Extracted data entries
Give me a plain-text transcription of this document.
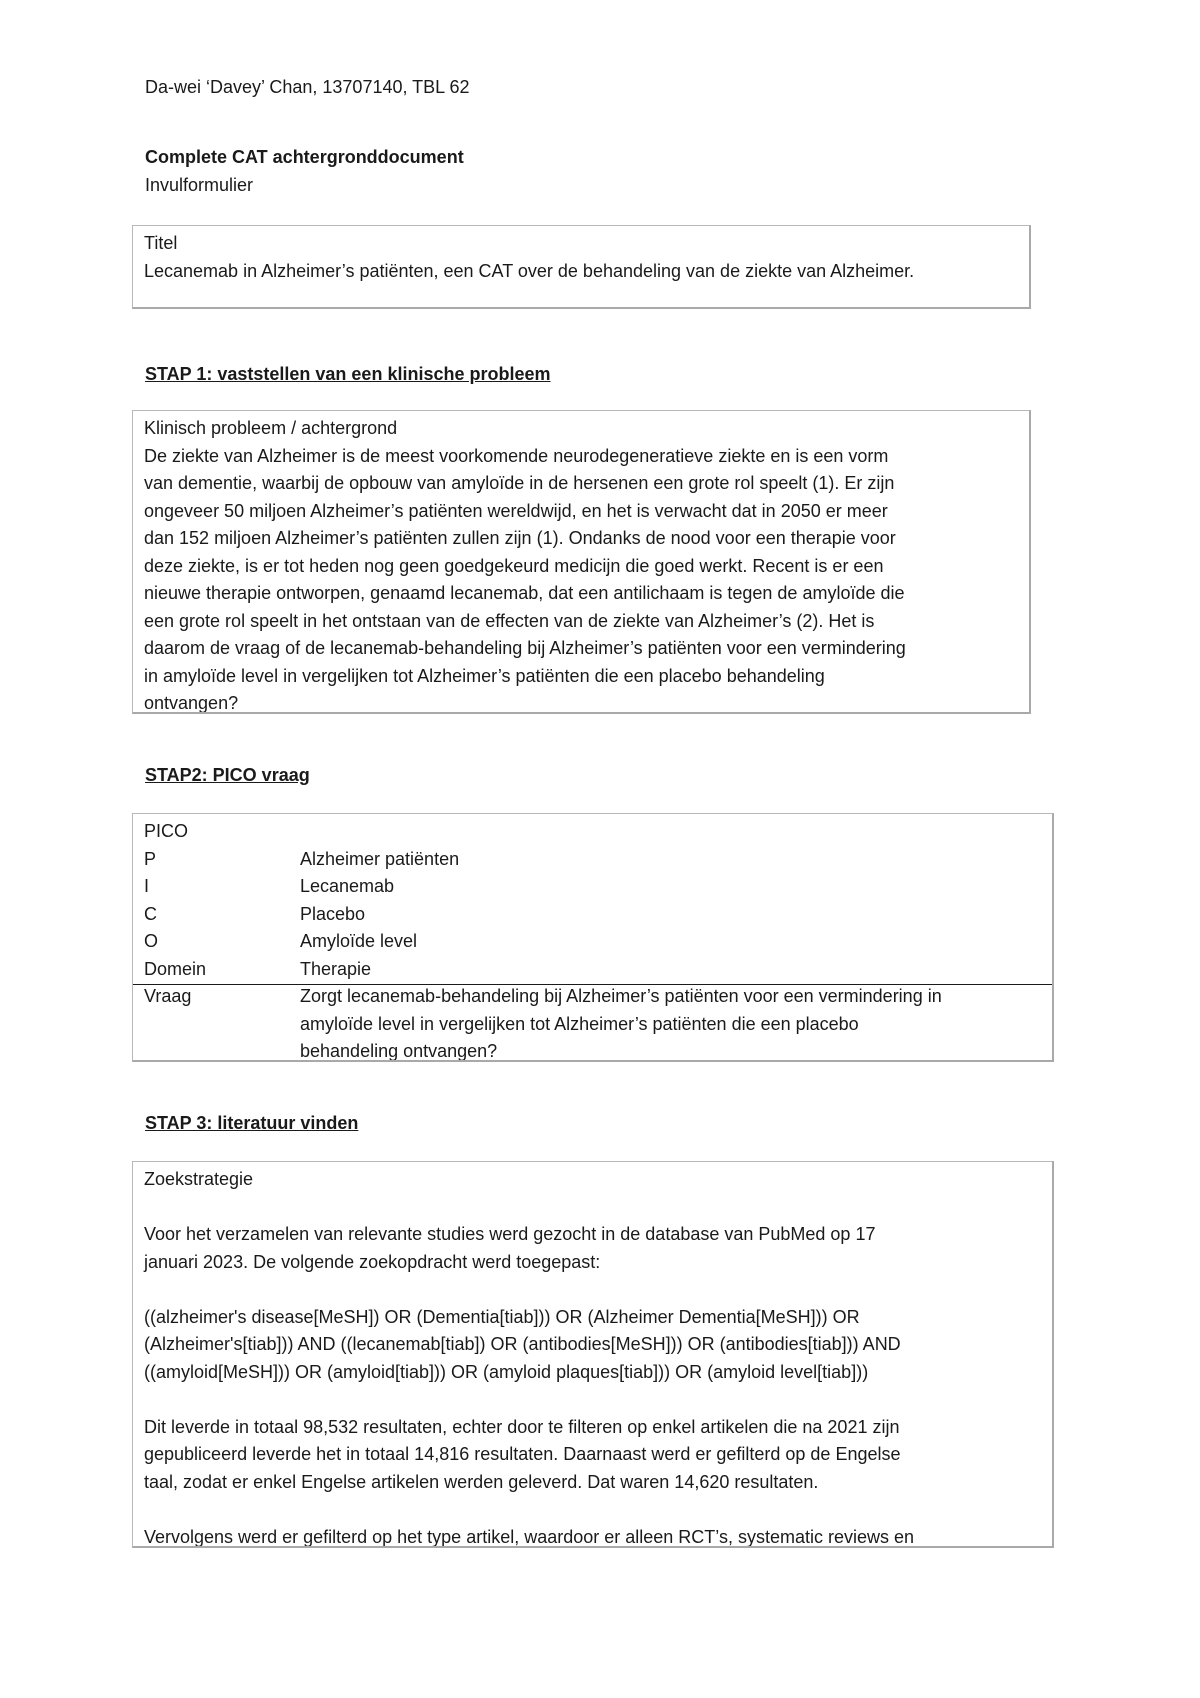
Da-wei ‘Davey’ Chan, 13707140, TBL 62
Complete CAT achtergronddocument
Invulformulier
Titel
Lecanemab in Alzheimer’s patiënten, een CAT over de behandeling van de ziekte van Alzheimer.
STAP 1: vaststellen van een klinische probleem
Klinisch probleem / achtergrond
De ziekte van Alzheimer is de meest voorkomende neurodegeneratieve ziekte en is een vorm
van dementie, waarbij de opbouw van amyloïde in de hersenen een grote rol speelt (1). Er zijn
ongeveer 50 miljoen Alzheimer’s patiënten wereldwijd, en het is verwacht dat in 2050 er meer
dan 152 miljoen Alzheimer’s patiënten zullen zijn (1). Ondanks de nood voor een therapie voor
deze ziekte, is er tot heden nog geen goedgekeurd medicijn die goed werkt. Recent is er een
nieuwe therapie ontworpen, genaamd lecanemab, dat een antilichaam is tegen de amyloïde die
een grote rol speelt in het ontstaan van de effecten van de ziekte van Alzheimer’s (2). Het is
daarom de vraag of de lecanemab-behandeling bij Alzheimer’s patiënten voor een vermindering
in amyloïde level in vergelijken tot Alzheimer’s patiënten die een placebo behandeling
ontvangen?
STAP2: PICO vraag
PICO
P	Alzheimer patiënten
I	Lecanemab
C	Placebo
O	Amyloïde level
Domein	Therapie
Vraag	Zorgt lecanemab-behandeling bij Alzheimer’s patiënten voor een vermindering in
amyloïde level in vergelijken tot Alzheimer’s patiënten die een placebo
behandeling ontvangen?
STAP 3: literatuur vinden
Zoekstrategie
Voor het verzamelen van relevante studies werd gezocht in de database van PubMed op 17
januari 2023. De volgende zoekopdracht werd toegepast:
((alzheimer's disease[MeSH]) OR (Dementia[tiab])) OR (Alzheimer Dementia[MeSH])) OR
(Alzheimer's[tiab])) AND ((lecanemab[tiab]) OR (antibodies[MeSH])) OR (antibodies[tiab])) AND
((amyloid[MeSH])) OR (amyloid[tiab])) OR (amyloid plaques[tiab])) OR (amyloid level[tiab]))
Dit leverde in totaal 98,532 resultaten, echter door te filteren op enkel artikelen die na 2021 zijn
gepubliceerd leverde het in totaal 14,816 resultaten. Daarnaast werd er gefilterd op de Engelse
taal, zodat er enkel Engelse artikelen werden geleverd. Dat waren 14,620 resultaten.
Vervolgens werd er gefilterd op het type artikel, waardoor er alleen RCT’s, systematic reviews en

TASK INSTRUCTIONS
Please print the data above once more, exactly as it appears, with no pictures.

ANSWER SECTION
Give me a plain-text transcription of this document.
Da-wei ‘Davey’ Chan, 13707140, TBL 62
Complete CAT achtergronddocument
Invulformulier
Titel
Lecanemab in Alzheimer’s patiënten, een CAT over de behandeling van de ziekte van Alzheimer.
STAP 1: vaststellen van een klinische probleem
Klinisch probleem / achtergrond
De ziekte van Alzheimer is de meest voorkomende neurodegeneratieve ziekte en is een vorm
van dementie, waarbij de opbouw van amyloïde in de hersenen een grote rol speelt (1). Er zijn
ongeveer 50 miljoen Alzheimer’s patiënten wereldwijd, en het is verwacht dat in 2050 er meer
dan 152 miljoen Alzheimer’s patiënten zullen zijn (1). Ondanks de nood voor een therapie voor
deze ziekte, is er tot heden nog geen goedgekeurd medicijn die goed werkt. Recent is er een
nieuwe therapie ontworpen, genaamd lecanemab, dat een antilichaam is tegen de amyloïde die
een grote rol speelt in het ontstaan van de effecten van de ziekte van Alzheimer’s (2). Het is
daarom de vraag of de lecanemab-behandeling bij Alzheimer’s patiënten voor een vermindering
in amyloïde level in vergelijken tot Alzheimer’s patiënten die een placebo behandeling
ontvangen?
STAP2: PICO vraag
PICO
P	Alzheimer patiënten
I	Lecanemab
C	Placebo
O	Amyloïde level
Domein	Therapie
Vraag	Zorgt lecanemab-behandeling bij Alzheimer’s patiënten voor een vermindering in
amyloïde level in vergelijken tot Alzheimer’s patiënten die een placebo
behandeling ontvangen?
STAP 3: literatuur vinden
Zoekstrategie
Voor het verzamelen van relevante studies werd gezocht in de database van PubMed op 17
januari 2023. De volgende zoekopdracht werd toegepast:
((alzheimer's disease[MeSH]) OR (Dementia[tiab])) OR (Alzheimer Dementia[MeSH])) OR
(Alzheimer's[tiab])) AND ((lecanemab[tiab]) OR (antibodies[MeSH])) OR (antibodies[tiab])) AND
((amyloid[MeSH])) OR (amyloid[tiab])) OR (amyloid plaques[tiab])) OR (amyloid level[tiab]))
Dit leverde in totaal 98,532 resultaten, echter door te filteren op enkel artikelen die na 2021 zijn
gepubliceerd leverde het in totaal 14,816 resultaten. Daarnaast werd er gefilterd op de Engelse
taal, zodat er enkel Engelse artikelen werden geleverd. Dat waren 14,620 resultaten.
Vervolgens werd er gefilterd op het type artikel, waardoor er alleen RCT’s, systematic reviews en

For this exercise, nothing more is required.